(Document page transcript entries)
[Start of section]
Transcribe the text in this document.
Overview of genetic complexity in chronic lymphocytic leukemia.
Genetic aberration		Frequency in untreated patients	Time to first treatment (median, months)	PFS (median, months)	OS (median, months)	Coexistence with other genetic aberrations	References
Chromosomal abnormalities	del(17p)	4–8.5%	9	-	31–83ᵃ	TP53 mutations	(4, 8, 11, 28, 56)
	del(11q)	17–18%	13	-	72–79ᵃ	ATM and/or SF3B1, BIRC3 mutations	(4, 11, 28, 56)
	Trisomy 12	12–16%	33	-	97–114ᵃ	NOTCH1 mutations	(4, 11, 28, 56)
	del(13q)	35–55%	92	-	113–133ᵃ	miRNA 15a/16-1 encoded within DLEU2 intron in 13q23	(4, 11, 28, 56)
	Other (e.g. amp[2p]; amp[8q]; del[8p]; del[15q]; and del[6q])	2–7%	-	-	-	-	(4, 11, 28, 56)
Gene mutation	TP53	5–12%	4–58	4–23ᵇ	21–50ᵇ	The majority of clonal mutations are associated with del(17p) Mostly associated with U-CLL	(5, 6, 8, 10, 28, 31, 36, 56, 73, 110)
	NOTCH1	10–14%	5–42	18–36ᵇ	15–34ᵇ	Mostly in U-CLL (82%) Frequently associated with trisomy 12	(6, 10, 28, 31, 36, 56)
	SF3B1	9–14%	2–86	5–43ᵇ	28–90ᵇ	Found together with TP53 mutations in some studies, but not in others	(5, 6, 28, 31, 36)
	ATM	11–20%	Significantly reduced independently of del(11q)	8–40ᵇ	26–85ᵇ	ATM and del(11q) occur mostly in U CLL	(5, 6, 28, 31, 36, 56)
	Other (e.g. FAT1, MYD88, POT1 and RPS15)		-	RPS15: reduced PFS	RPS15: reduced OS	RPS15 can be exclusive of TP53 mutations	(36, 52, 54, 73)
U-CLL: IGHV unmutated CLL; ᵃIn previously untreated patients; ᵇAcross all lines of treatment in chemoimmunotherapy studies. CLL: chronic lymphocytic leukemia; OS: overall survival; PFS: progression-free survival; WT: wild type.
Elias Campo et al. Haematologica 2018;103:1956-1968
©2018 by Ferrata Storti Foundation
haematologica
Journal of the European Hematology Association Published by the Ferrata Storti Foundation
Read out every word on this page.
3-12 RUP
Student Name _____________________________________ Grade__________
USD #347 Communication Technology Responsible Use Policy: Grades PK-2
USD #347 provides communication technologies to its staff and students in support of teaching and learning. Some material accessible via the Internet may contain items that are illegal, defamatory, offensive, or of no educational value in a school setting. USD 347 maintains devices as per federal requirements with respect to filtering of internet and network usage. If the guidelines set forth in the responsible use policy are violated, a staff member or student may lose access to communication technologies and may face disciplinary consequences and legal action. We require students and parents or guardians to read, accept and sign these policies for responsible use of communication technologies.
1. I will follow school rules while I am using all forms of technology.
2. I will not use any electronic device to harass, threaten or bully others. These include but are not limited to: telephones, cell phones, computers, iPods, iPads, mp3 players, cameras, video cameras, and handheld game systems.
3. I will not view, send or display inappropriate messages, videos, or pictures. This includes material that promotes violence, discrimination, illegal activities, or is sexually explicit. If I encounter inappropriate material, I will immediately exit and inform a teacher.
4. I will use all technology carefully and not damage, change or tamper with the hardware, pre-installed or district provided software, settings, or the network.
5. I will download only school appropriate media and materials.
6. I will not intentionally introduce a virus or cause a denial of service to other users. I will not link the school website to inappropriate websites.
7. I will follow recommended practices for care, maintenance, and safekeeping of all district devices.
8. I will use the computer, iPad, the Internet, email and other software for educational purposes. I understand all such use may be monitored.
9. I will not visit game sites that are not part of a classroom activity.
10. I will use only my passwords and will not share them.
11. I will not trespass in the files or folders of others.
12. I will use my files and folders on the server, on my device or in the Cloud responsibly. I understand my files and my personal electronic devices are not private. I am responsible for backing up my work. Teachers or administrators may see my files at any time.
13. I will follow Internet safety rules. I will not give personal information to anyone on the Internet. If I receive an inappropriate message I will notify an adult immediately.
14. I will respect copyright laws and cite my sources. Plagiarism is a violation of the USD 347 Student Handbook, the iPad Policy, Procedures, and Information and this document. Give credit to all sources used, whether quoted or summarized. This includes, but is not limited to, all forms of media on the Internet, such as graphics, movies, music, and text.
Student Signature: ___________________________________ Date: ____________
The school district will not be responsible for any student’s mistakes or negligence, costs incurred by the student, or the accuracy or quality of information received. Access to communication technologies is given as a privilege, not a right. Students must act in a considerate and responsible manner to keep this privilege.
[End of section]
PROBLEM DETAILS:
Lines in the records above that carry the word "reduced" are to be located and copied.

RESPONSE BELOW:
	ATM	11–20%	Significantly reduced independently of del(11q)	8–40ᵇ	26–85ᵇ	ATM and del(11q) occur mostly in U CLL	(5, 6, 28, 31, 36, 56)
	Other (e.g. FAT1, MYD88, POT1 and RPS15)		-	RPS15: reduced PFS	RPS15: reduced OS	RPS15 can be exclusive of TP53 mutations	(36, 52, 54, 73)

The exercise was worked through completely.